**Do this**
Locate every line in the material below that has the word "Year". Copy each of those lines.

**Exercise material**
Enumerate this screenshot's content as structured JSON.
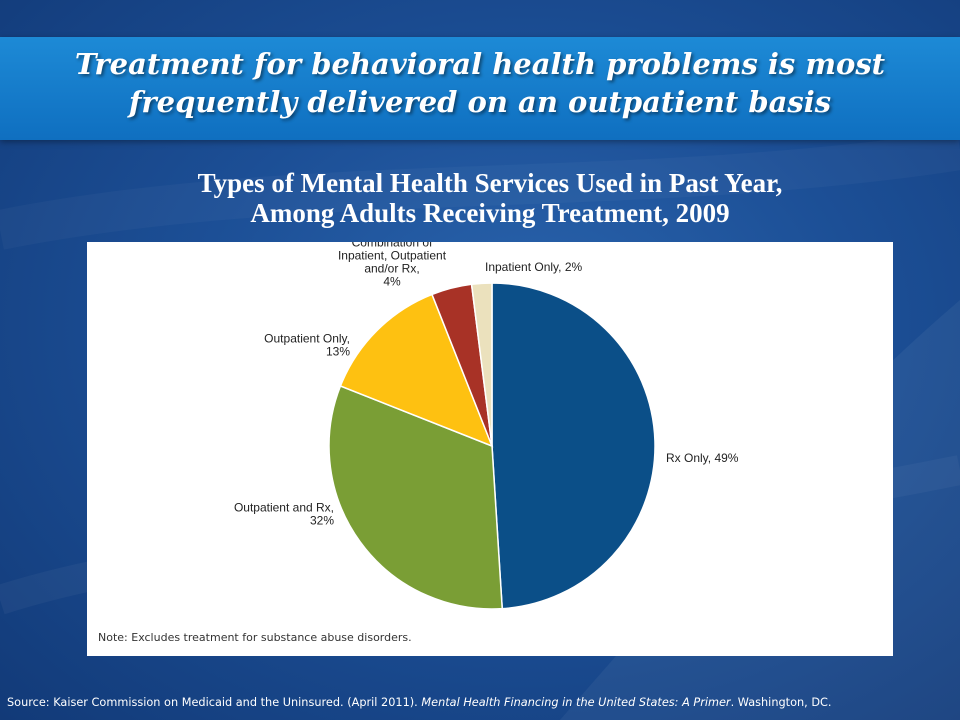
{
  "slide": {
    "title_line1": "Treatment for behavioral health problems is most",
    "title_line2": "frequently delivered on an outpatient basis",
    "subtitle_line1": "Types of Mental Health Services Used in Past Year,",
    "subtitle_line2": "Among Adults Receiving Treatment, 2009",
    "note": "Note: Excludes treatment for substance abuse disorders.",
    "source_prefix": "Source: Kaiser Commission on Medicaid and the Uninsured. (April 2011). ",
    "source_title": "Mental Health Financing in the United States: A Primer",
    "source_suffix": ". Washington, DC."
  },
  "chart_data": {
    "type": "pie",
    "title": "Types of Mental Health Services Used in Past Year, Among Adults Receiving Treatment, 2009",
    "slices": [
      {
        "label_lines": [
          "Rx Only, 49%"
        ],
        "value": 49,
        "color": "#0b4f88"
      },
      {
        "label_lines": [
          "Outpatient and Rx,",
          "32%"
        ],
        "value": 32,
        "color": "#7a9e35"
      },
      {
        "label_lines": [
          "Outpatient Only,",
          "13%"
        ],
        "value": 13,
        "color": "#fec111"
      },
      {
        "label_lines": [
          "Combination of",
          "Inpatient, Outpatient",
          "and/or Rx,",
          "4%"
        ],
        "value": 4,
        "color": "#a83226"
      },
      {
        "label_lines": [
          "Inpatient Only, 2%"
        ],
        "value": 2,
        "color": "#ebe1bd"
      }
    ]
  }
}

**Result**
    "subtitle_line1": "Types of Mental Health Services Used in Past Year,",
    "title": "Types of Mental Health Services Used in Past Year, Among Adults Receiving Treatment, 2009",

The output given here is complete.